| WHAT IS EXPECTED |
Find every line with the word "credit". Copy those lines.

| DATA SHOWN |
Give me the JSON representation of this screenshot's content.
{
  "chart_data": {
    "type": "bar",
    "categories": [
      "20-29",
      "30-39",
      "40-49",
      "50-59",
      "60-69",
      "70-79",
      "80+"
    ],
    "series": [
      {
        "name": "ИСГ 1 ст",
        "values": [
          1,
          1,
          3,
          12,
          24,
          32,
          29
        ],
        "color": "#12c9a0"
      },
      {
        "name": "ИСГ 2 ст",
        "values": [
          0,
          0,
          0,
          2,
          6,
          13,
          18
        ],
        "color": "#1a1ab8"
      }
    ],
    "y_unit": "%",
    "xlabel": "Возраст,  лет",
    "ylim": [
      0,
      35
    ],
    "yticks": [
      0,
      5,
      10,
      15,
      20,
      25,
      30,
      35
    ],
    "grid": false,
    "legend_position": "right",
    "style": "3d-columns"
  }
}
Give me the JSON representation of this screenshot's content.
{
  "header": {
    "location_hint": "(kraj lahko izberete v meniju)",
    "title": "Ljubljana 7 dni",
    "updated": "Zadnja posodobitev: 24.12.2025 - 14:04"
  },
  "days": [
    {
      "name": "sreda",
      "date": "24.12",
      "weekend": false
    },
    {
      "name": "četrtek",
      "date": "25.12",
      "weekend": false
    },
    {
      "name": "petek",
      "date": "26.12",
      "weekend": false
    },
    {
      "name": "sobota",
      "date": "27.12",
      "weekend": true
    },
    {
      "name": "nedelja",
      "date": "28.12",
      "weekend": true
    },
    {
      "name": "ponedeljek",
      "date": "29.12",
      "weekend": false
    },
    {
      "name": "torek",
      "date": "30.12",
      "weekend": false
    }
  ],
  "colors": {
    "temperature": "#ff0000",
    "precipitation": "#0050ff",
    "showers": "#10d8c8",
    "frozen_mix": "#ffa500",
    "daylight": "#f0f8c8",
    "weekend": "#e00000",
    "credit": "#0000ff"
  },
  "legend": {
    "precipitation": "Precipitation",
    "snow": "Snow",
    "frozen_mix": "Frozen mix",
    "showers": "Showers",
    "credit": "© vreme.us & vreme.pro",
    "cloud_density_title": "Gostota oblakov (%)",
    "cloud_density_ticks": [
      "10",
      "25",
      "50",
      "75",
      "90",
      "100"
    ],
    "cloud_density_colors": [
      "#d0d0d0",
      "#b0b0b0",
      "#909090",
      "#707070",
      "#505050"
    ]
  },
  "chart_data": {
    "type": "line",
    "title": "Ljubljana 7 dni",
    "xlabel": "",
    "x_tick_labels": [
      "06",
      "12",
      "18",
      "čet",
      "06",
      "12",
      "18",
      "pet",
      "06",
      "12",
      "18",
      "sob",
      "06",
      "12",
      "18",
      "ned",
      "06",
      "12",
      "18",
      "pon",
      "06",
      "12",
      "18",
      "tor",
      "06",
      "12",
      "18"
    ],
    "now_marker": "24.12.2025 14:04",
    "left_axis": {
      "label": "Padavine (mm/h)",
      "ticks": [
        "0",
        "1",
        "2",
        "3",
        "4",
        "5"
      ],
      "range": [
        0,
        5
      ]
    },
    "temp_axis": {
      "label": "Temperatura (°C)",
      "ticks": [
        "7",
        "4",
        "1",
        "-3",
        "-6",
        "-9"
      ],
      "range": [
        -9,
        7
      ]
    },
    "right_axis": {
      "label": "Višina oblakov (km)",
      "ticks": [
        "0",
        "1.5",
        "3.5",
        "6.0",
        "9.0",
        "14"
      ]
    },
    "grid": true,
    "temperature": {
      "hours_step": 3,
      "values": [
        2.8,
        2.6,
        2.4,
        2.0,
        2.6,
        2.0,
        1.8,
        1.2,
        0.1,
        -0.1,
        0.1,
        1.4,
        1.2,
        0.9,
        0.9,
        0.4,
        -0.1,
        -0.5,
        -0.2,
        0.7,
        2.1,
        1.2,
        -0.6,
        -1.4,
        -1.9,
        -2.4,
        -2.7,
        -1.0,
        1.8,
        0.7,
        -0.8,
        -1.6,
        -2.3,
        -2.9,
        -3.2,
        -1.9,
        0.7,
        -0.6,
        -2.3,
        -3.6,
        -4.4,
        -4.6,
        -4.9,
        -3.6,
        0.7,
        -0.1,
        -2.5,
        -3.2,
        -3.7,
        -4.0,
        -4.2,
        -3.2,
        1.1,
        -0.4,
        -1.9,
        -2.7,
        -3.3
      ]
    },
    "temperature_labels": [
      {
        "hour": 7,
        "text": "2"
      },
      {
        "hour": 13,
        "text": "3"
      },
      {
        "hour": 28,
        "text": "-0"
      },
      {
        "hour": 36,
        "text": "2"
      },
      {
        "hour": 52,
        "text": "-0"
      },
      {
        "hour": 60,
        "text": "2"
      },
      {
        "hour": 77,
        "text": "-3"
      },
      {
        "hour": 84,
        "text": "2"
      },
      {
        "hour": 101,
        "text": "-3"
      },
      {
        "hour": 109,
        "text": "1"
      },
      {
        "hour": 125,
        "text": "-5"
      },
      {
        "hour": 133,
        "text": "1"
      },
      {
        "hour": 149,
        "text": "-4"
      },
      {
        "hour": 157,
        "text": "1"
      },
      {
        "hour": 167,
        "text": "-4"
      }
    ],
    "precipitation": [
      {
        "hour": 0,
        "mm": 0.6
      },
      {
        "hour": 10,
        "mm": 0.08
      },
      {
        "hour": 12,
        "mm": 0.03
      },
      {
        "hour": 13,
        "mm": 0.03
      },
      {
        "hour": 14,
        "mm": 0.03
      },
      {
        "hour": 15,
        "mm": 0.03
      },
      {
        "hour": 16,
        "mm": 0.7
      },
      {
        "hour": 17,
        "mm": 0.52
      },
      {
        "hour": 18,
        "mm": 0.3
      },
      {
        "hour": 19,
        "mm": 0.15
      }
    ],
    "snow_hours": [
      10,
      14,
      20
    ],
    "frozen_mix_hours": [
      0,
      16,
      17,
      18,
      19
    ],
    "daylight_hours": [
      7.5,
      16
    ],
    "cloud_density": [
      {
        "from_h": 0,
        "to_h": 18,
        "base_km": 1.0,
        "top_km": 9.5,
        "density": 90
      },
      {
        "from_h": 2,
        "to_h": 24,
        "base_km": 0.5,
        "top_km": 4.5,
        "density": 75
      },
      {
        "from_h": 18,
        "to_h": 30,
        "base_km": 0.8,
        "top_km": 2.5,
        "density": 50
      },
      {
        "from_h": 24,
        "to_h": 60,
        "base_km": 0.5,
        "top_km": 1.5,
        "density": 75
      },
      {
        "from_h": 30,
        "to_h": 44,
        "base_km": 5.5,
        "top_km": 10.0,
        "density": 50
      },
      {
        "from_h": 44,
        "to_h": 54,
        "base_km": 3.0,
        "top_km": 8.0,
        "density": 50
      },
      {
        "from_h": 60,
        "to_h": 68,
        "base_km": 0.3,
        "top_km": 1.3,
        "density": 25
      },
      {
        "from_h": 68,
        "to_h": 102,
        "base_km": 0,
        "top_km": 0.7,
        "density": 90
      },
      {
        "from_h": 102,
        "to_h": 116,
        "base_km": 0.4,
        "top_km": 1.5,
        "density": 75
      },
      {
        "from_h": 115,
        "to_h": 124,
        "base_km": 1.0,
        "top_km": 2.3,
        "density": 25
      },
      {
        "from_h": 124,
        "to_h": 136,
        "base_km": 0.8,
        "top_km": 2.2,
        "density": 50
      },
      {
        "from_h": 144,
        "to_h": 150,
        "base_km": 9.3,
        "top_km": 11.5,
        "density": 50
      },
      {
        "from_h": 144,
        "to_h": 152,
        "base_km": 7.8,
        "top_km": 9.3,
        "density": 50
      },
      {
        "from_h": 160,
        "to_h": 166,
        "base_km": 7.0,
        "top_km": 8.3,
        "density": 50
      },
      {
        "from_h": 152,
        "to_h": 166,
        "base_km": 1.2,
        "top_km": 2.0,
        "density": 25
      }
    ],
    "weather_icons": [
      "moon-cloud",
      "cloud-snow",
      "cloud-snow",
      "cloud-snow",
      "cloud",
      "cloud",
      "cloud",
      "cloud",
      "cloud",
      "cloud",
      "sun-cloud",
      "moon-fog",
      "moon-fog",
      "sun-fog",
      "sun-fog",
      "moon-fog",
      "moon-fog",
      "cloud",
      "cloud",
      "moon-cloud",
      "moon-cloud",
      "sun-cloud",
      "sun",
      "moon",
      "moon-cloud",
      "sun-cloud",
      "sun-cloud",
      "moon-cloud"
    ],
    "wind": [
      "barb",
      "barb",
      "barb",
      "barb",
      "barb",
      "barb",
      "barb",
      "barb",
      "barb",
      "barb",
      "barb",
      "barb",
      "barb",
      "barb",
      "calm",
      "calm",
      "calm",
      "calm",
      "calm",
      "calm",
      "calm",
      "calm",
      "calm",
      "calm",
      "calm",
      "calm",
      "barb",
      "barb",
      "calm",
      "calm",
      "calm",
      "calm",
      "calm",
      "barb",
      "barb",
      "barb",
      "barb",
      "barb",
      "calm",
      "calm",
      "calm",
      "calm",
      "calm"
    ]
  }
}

| RESULT OF THE TASK |
    "credit": "#0000ff"
    "credit": "© vreme.us & vreme.pro",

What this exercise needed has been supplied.